Directive.
From the listing below, pick out each line with the word "icon".

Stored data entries

◇ ◇ ◇ ◇ ◇ ◇ ◇

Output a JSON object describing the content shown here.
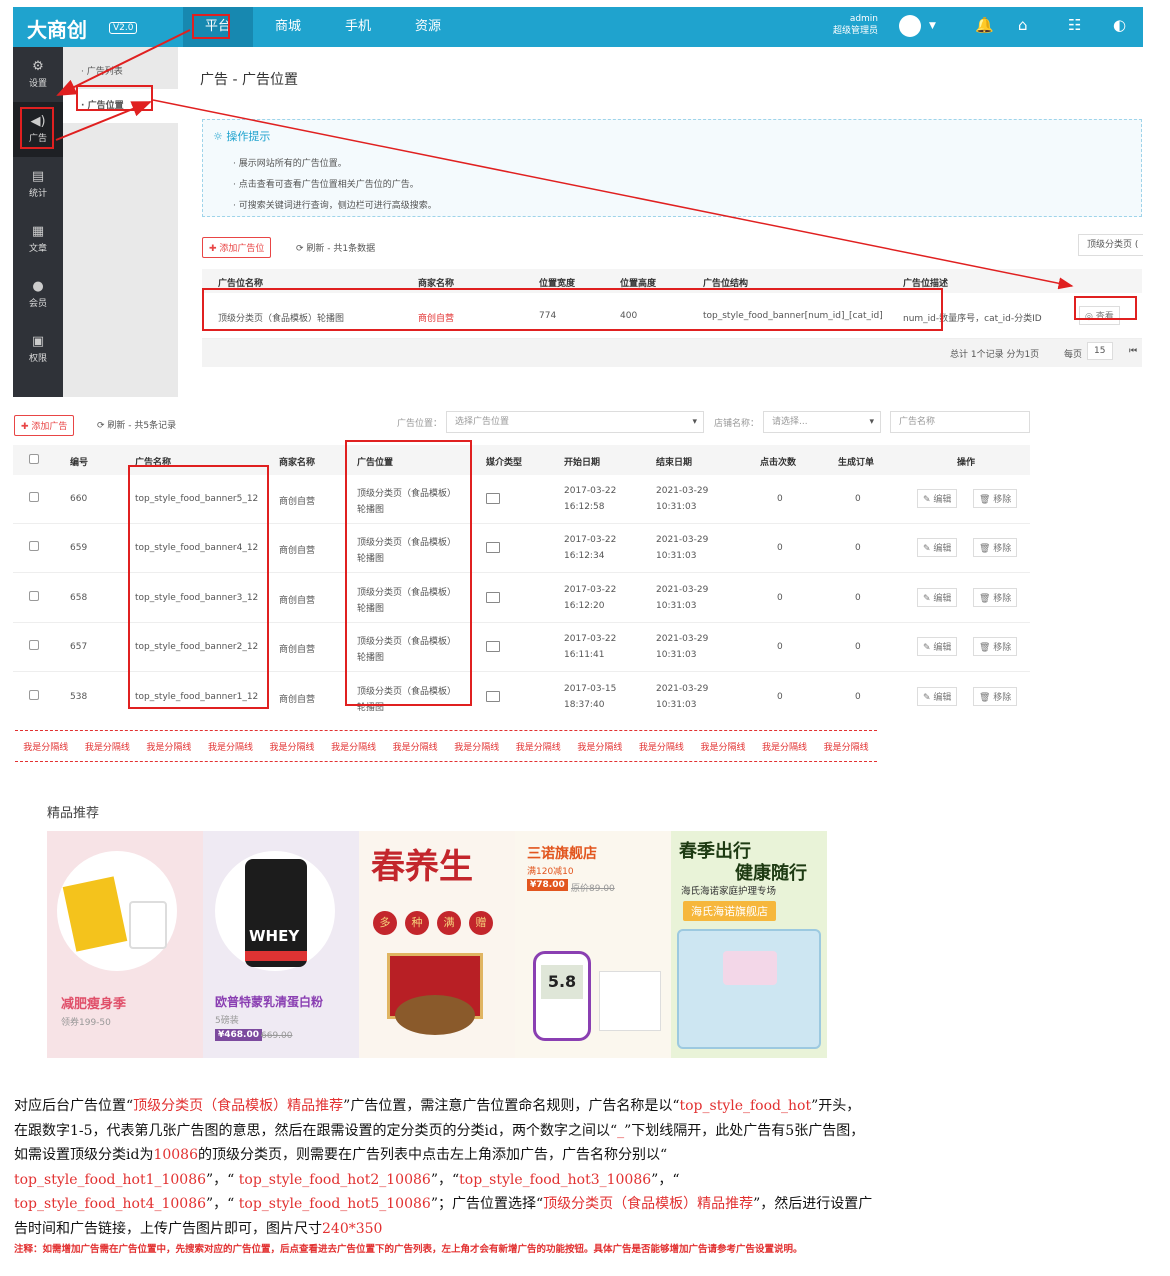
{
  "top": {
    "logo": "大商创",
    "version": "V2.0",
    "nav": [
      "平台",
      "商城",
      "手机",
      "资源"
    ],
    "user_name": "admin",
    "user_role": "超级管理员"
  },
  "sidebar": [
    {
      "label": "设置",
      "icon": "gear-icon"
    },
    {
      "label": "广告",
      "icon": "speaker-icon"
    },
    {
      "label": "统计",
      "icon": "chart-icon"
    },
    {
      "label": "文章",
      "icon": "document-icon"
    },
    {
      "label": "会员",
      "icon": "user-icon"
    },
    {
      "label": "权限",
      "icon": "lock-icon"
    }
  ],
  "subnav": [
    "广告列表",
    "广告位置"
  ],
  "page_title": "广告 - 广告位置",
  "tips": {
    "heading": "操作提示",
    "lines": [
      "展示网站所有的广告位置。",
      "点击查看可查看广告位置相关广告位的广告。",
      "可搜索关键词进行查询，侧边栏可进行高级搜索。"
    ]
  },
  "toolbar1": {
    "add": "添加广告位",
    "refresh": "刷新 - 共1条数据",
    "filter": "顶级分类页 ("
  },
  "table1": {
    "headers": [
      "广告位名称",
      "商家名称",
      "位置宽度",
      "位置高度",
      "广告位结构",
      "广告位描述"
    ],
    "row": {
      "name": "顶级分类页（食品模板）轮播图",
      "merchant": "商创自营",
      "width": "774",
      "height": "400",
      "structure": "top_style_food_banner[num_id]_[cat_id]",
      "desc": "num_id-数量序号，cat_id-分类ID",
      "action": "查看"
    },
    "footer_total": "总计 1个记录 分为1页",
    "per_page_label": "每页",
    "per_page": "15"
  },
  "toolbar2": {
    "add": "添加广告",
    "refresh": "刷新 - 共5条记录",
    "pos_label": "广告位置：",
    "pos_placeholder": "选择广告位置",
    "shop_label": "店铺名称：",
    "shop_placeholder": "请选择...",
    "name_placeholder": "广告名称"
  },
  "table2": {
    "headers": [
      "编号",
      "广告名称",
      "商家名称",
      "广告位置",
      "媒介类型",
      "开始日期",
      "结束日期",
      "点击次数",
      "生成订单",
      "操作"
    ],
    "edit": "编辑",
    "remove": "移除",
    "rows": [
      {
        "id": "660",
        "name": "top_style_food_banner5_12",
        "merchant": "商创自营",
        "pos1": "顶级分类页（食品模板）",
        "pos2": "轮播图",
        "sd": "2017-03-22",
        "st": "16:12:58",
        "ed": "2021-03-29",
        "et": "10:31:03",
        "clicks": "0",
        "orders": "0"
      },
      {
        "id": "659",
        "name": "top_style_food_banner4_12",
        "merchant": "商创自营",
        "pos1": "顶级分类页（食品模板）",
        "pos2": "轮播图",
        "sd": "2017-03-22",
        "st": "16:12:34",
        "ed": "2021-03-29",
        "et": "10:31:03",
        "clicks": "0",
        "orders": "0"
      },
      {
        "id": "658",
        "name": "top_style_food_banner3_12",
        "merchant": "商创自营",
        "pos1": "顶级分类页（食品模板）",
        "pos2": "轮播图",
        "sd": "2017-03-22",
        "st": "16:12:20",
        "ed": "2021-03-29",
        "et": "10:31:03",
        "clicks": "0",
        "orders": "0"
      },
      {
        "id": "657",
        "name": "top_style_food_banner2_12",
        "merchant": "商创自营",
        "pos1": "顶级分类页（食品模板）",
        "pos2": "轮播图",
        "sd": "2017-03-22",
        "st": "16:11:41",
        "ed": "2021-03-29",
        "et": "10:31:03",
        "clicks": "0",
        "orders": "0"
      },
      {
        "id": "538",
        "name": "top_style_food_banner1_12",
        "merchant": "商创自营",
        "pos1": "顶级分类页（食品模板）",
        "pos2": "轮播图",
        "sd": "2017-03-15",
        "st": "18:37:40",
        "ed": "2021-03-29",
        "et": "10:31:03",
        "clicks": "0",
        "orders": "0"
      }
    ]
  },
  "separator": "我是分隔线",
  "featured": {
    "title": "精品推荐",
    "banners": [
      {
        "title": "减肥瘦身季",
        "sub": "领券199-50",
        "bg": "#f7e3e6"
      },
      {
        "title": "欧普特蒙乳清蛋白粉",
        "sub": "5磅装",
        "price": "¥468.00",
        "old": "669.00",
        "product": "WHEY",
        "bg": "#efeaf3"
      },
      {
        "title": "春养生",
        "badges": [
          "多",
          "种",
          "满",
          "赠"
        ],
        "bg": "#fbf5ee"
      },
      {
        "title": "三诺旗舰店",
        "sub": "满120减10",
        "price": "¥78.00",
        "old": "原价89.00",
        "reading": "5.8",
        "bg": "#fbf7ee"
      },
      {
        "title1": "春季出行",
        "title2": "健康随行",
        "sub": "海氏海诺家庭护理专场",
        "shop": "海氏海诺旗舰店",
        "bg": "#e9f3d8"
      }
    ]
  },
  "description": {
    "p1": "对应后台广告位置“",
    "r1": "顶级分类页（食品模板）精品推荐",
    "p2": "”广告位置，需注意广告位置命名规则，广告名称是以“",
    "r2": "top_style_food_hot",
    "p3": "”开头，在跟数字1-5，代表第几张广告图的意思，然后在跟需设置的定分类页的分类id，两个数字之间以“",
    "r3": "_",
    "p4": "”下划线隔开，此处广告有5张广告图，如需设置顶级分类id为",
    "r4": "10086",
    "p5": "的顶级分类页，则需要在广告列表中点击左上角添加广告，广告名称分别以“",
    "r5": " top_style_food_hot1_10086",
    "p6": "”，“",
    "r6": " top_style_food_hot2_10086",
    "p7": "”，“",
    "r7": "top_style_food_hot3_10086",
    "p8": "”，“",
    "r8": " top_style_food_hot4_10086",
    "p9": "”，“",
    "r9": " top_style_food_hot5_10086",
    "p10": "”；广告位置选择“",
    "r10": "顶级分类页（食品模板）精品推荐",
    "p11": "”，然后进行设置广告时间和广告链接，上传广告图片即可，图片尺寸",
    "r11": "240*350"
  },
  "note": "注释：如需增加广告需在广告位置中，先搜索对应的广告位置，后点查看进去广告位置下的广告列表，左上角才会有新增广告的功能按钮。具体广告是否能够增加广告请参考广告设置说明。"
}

◇ ◇ ◇ ◇ ◇ ◇ ◇

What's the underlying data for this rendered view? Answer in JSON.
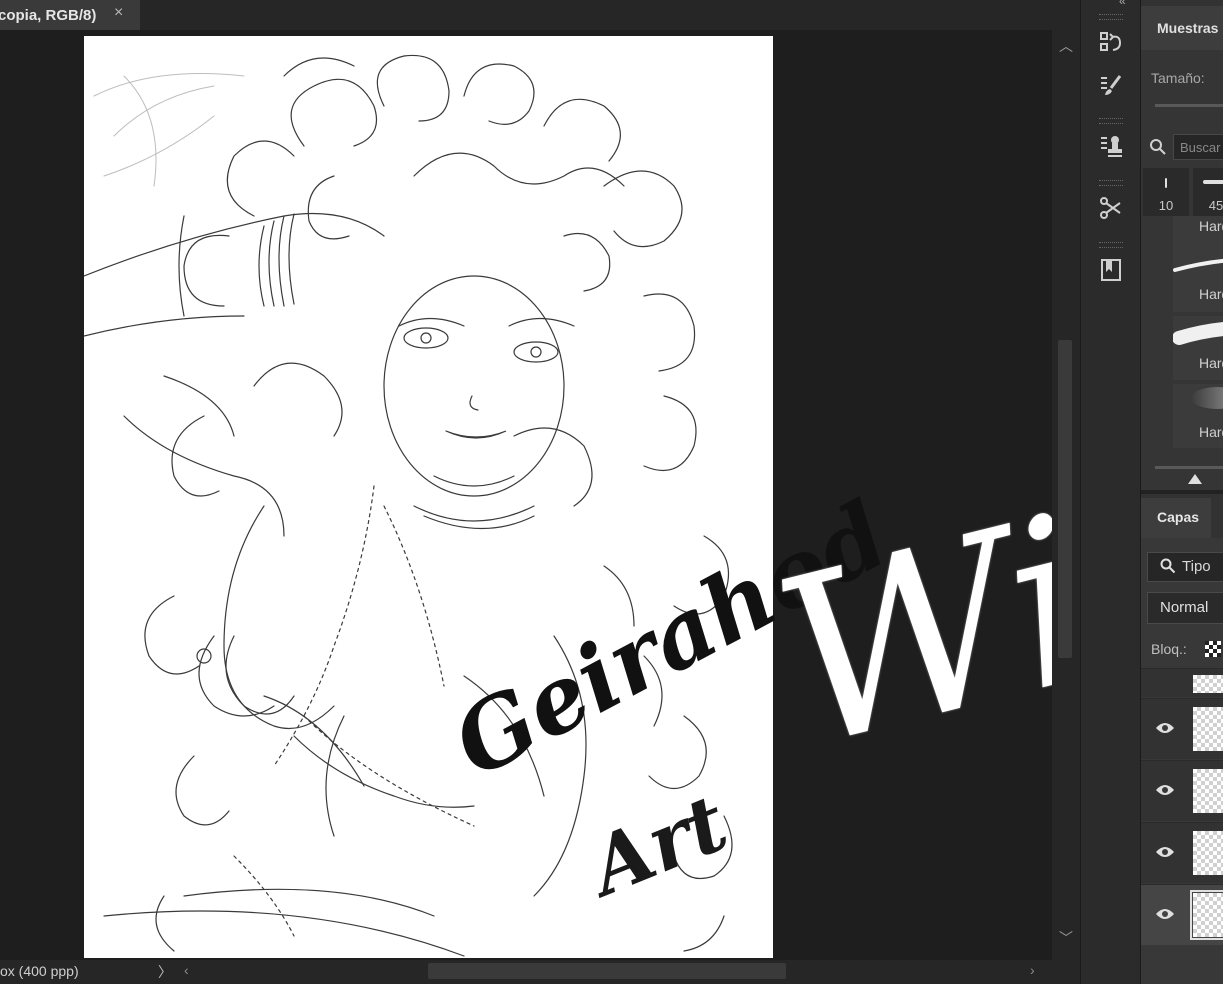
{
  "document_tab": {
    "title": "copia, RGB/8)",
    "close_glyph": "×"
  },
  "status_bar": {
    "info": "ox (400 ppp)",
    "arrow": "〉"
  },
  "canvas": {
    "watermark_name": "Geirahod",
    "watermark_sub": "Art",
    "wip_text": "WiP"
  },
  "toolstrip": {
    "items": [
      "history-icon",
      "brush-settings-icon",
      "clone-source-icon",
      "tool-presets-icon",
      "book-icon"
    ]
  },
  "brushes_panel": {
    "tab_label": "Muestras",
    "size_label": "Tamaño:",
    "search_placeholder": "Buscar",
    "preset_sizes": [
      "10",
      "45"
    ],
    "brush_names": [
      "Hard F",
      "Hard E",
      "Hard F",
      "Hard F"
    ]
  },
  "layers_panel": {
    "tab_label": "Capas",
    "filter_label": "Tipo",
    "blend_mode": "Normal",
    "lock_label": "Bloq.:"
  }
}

◇ ◇ ◇ ◇ ◇ ◇ ◇

Reply to the exercise.
      "icon": "gear-icon"
      "icon": "speaker-icon"
      "icon": "chart-icon"
      "icon": "document-icon"
      "icon": "user-icon"
      "icon": "lock-icon"
      "history-icon",
      "brush-settings-icon",
      "clone-source-icon",
      "tool-presets-icon",
      "book-icon"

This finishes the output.